▶ **Task instructions**
Retype exactly the lines from the line with "Serialize everything readable" to the end of the data, keeping both boundary lines.

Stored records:
- - - - - - -

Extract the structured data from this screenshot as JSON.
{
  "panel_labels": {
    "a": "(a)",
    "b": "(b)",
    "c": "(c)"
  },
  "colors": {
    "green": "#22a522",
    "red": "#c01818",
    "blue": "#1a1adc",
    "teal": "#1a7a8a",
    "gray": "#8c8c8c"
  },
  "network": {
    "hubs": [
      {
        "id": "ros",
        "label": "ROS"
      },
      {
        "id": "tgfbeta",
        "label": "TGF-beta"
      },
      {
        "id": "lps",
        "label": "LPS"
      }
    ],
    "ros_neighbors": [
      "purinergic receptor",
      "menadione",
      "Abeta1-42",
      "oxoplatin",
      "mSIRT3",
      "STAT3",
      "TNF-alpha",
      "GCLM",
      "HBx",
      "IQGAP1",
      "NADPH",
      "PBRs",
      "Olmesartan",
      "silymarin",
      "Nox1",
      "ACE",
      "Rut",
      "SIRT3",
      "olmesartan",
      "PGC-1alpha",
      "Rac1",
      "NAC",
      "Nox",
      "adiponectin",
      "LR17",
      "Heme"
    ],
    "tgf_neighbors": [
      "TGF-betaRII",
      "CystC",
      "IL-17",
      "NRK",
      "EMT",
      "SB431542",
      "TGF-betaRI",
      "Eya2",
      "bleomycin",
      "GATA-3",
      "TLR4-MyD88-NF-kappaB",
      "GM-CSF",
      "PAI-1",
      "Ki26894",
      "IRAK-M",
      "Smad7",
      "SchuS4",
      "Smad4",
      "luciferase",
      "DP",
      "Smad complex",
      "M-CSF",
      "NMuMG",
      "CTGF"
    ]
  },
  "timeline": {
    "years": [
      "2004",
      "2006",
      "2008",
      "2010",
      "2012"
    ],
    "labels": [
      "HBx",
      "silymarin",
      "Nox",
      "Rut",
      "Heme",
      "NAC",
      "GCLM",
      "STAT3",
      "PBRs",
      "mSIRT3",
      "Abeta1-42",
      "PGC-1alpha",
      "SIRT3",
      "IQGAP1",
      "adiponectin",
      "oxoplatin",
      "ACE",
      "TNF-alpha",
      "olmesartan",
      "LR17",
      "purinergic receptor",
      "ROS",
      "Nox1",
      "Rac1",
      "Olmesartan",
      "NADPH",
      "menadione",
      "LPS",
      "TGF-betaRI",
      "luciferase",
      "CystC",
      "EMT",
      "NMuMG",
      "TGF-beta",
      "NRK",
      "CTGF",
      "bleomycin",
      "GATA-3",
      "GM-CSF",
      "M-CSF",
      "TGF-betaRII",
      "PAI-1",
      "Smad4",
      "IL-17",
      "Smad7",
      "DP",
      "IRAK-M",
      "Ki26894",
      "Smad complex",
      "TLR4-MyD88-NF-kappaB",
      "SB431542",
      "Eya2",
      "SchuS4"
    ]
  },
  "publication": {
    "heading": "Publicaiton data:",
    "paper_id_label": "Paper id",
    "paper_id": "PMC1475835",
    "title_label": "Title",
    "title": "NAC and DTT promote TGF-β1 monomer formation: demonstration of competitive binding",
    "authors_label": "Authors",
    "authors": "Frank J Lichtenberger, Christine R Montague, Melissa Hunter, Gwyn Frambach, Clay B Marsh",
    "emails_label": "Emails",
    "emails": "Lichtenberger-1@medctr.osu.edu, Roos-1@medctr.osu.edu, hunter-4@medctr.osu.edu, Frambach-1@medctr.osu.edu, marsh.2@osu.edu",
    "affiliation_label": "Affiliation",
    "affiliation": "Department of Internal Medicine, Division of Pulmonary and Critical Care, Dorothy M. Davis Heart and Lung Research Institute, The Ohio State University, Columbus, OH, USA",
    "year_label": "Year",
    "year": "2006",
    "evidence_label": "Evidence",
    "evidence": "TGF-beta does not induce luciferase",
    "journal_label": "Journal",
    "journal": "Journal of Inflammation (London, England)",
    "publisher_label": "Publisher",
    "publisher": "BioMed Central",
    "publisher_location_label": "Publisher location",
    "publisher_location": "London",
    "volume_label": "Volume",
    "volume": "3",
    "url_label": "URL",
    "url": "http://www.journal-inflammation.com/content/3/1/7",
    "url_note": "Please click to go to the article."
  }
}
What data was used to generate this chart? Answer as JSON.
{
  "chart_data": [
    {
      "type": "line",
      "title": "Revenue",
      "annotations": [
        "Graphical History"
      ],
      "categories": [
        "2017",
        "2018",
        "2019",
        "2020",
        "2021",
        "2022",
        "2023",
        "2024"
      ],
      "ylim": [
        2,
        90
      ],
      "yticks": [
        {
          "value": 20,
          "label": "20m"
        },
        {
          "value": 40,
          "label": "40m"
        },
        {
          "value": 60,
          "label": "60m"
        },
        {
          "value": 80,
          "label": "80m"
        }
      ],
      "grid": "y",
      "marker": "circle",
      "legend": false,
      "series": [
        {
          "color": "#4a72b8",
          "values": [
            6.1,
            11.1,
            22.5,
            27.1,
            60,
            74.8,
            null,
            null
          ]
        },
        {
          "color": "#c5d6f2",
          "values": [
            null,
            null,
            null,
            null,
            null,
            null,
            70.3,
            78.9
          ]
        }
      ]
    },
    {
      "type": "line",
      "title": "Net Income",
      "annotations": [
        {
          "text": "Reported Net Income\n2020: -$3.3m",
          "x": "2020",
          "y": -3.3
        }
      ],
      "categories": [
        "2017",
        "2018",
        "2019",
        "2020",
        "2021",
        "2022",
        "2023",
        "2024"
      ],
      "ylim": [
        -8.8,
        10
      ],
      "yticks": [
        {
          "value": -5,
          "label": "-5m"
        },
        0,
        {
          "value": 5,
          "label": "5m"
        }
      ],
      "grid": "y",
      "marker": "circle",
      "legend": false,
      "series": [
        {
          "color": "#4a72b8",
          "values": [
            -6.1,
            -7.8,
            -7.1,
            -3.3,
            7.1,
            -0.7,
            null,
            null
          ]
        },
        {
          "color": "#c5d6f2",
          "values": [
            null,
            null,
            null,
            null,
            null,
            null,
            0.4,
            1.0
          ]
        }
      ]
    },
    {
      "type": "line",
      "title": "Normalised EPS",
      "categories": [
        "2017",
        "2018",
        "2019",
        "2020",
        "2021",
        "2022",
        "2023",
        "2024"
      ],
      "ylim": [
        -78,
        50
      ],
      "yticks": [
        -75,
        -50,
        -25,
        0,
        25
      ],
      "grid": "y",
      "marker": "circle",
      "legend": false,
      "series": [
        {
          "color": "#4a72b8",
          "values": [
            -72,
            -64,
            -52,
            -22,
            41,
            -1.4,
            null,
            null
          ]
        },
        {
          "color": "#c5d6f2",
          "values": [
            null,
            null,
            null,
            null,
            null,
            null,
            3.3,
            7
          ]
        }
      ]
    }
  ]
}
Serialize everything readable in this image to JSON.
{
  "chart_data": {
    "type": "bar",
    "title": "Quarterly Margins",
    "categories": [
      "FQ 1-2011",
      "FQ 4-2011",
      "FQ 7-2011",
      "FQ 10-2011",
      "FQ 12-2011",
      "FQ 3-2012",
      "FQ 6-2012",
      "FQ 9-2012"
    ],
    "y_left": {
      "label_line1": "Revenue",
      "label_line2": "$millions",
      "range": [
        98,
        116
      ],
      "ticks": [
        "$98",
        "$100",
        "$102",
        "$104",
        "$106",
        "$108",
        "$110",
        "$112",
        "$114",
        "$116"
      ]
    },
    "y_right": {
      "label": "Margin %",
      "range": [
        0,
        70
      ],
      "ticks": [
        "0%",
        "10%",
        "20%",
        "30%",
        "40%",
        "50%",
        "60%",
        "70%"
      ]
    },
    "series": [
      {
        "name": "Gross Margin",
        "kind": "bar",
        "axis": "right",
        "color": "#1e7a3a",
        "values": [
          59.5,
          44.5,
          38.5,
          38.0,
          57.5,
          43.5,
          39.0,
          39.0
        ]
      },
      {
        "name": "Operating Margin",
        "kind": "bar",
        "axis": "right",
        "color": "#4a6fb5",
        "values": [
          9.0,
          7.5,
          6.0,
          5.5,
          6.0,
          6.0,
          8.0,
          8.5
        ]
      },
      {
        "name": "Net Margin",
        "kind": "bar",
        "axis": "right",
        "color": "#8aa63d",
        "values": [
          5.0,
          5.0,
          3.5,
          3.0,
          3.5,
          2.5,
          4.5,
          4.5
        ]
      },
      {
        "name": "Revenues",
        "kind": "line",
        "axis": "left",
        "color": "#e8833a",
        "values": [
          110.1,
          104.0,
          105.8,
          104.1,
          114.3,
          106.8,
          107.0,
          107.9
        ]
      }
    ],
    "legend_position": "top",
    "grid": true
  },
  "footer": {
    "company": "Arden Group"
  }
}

- - - - - - -

▶ **Written answer**
Serialize everything readable in this image to JSON.
{
  "chart_data": {
    "type": "bar",
    "title": "Quarterly Margins",
    "categories": [
      "FQ 1-2011",
      "FQ 4-2011",
      "FQ 7-2011",
      "FQ 10-2011",
      "FQ 12-2011",
      "FQ 3-2012",
      "FQ 6-2012",
      "FQ 9-2012"
    ],
    "y_left": {
      "label_line1": "Revenue",
      "label_line2": "$millions",
      "range": [
        98,
        116
      ],
      "ticks": [
        "$98",
        "$100",
        "$102",
        "$104",
        "$106",
        "$108",
        "$110",
        "$112",
        "$114",
        "$116"
      ]
    },
    "y_right": {
      "label": "Margin %",
      "range": [
        0,
        70
      ],
      "ticks": [
        "0%",
        "10%",
        "20%",
        "30%",
        "40%",
        "50%",
        "60%",
        "70%"
      ]
    },
    "series": [
      {
        "name": "Gross Margin",
        "kind": "bar",
        "axis": "right",
        "color": "#1e7a3a",
        "values": [
          59.5,
          44.5,
          38.5,
          38.0,
          57.5,
          43.5,
          39.0,
          39.0
        ]
      },
      {
        "name": "Operating Margin",
        "kind": "bar",
        "axis": "right",
        "color": "#4a6fb5",
        "values": [
          9.0,
          7.5,
          6.0,
          5.5,
          6.0,
          6.0,
          8.0,
          8.5
        ]
      },
      {
        "name": "Net Margin",
        "kind": "bar",
        "axis": "right",
        "color": "#8aa63d",
        "values": [
          5.0,
          5.0,
          3.5,
          3.0,
          3.5,
          2.5,
          4.5,
          4.5
        ]
      },
      {
        "name": "Revenues",
        "kind": "line",
        "axis": "left",
        "color": "#e8833a",
        "values": [
          110.1,
          104.0,
          105.8,
          104.1,
          114.3,
          106.8,
          107.0,
          107.9
        ]
      }
    ],
    "legend_position": "top",
    "grid": true
  },
  "footer": {
    "company": "Arden Group"
  }
}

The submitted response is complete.